* Written instruction:
Give as output the line that contains "What's the underlying", followed by every remaining line of the entries, unchanged and with nothing added.

* Data to process:

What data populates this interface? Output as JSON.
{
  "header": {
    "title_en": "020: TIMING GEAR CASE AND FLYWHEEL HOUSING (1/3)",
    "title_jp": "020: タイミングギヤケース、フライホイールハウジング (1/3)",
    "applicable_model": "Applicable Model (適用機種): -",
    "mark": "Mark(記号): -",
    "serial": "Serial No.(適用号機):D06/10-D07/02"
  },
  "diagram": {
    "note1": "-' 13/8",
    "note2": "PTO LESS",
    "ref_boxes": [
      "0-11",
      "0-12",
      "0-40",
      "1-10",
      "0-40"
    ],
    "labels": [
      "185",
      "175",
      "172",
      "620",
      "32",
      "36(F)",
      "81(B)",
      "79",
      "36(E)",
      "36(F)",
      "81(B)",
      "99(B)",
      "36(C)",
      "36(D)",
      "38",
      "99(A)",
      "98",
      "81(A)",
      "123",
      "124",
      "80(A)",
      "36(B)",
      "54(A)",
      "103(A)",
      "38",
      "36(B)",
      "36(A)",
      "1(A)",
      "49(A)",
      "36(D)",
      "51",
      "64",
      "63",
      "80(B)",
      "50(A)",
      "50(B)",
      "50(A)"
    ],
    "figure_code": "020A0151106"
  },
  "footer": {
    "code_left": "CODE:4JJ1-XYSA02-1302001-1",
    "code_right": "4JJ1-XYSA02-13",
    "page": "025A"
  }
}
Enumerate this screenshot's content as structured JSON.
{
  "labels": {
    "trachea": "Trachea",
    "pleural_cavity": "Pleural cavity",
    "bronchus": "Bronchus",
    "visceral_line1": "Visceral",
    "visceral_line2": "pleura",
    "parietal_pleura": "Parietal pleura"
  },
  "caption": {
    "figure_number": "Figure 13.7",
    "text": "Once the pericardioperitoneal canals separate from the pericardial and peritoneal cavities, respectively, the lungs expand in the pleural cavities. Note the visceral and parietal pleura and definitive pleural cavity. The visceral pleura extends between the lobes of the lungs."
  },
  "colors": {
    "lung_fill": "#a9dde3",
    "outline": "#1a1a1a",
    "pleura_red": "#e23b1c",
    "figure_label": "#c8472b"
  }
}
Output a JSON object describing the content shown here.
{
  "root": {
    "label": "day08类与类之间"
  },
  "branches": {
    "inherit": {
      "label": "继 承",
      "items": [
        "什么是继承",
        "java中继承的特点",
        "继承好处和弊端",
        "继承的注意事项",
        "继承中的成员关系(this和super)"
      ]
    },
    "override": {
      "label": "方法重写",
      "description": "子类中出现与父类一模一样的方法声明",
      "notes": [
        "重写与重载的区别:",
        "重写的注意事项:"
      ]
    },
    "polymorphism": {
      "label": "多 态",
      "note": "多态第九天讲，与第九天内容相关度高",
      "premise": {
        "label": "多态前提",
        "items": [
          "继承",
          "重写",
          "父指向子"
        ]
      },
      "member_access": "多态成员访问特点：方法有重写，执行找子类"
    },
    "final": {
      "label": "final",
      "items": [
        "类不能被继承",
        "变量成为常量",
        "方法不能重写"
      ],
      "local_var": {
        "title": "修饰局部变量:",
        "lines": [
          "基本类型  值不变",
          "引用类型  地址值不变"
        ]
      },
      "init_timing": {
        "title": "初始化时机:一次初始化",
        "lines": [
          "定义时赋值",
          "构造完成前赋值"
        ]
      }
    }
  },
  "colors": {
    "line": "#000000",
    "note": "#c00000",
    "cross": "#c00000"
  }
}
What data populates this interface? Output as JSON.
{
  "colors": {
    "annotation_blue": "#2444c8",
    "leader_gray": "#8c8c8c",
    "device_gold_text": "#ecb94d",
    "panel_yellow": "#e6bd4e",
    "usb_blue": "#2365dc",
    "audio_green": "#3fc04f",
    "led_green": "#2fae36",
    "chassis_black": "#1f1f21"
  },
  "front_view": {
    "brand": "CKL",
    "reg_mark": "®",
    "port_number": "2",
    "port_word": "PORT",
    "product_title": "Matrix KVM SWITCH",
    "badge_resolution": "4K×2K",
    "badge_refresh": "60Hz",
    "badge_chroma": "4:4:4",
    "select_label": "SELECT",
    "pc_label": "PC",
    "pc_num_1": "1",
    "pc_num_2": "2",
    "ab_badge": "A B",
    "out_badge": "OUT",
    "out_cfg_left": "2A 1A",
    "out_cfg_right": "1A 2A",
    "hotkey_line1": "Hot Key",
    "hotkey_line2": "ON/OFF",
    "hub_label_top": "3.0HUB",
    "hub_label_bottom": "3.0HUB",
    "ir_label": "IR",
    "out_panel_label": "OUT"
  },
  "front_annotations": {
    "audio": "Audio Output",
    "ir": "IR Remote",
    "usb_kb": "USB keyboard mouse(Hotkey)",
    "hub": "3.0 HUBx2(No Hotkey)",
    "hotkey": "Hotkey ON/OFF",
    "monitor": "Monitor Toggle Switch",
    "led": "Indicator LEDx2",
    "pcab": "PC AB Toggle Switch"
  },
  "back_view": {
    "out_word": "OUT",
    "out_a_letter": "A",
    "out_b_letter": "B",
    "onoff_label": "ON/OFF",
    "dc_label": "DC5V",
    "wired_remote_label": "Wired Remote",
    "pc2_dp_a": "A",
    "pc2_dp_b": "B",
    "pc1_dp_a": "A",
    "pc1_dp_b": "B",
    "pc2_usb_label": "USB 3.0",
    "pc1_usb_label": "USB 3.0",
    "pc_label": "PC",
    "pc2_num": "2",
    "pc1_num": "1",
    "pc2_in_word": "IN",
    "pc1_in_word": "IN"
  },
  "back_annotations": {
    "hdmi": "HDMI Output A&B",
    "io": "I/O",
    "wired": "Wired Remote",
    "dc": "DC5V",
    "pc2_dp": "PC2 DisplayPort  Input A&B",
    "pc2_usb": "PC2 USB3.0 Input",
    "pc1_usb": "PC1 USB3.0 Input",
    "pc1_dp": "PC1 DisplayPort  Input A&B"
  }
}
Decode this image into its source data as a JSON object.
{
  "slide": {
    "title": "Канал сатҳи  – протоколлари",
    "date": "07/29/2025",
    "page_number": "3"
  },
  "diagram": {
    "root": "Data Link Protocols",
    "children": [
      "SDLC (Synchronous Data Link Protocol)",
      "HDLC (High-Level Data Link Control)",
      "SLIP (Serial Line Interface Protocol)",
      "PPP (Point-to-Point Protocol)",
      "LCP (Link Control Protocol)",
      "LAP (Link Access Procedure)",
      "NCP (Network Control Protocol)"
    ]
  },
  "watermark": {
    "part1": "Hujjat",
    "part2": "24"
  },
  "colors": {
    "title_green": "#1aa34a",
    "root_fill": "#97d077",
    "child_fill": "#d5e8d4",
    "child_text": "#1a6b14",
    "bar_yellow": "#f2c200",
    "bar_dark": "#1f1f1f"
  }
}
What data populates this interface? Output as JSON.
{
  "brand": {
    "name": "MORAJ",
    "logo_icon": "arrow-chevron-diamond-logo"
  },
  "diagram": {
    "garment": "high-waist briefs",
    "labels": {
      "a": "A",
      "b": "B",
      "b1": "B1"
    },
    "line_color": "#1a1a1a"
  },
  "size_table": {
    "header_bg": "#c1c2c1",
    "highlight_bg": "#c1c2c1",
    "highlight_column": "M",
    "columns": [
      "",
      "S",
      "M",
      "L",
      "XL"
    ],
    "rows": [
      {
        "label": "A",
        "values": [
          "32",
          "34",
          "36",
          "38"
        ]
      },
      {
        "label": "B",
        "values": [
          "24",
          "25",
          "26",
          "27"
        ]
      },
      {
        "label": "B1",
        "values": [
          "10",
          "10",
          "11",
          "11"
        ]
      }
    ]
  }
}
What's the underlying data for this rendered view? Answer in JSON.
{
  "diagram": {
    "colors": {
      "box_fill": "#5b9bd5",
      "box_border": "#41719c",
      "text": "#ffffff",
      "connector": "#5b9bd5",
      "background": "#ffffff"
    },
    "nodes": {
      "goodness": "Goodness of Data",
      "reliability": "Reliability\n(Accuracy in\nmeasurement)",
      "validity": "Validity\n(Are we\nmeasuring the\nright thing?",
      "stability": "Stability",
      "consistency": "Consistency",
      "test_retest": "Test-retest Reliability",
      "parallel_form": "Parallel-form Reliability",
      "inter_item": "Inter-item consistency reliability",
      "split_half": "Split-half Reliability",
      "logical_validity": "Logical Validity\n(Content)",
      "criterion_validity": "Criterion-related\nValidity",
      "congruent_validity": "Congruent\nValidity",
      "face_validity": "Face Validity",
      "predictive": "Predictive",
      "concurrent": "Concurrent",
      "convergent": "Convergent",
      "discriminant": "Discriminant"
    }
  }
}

* Response:
What's the underlying data for this rendered view? Answer in JSON.
{
  "diagram": {
    "colors": {
      "box_fill": "#5b9bd5",
      "box_border": "#41719c",
      "text": "#ffffff",
      "connector": "#5b9bd5",
      "background": "#ffffff"
    },
    "nodes": {
      "goodness": "Goodness of Data",
      "reliability": "Reliability\n(Accuracy in\nmeasurement)",
      "validity": "Validity\n(Are we\nmeasuring the\nright thing?",
      "stability": "Stability",
      "consistency": "Consistency",
      "test_retest": "Test-retest Reliability",
      "parallel_form": "Parallel-form Reliability",
      "inter_item": "Inter-item consistency reliability",
      "split_half": "Split-half Reliability",
      "logical_validity": "Logical Validity\n(Content)",
      "criterion_validity": "Criterion-related\nValidity",
      "congruent_validity": "Congruent\nValidity",
      "face_validity": "Face Validity",
      "predictive": "Predictive",
      "concurrent": "Concurrent",
      "convergent": "Convergent",
      "discriminant": "Discriminant"
    }
  }
}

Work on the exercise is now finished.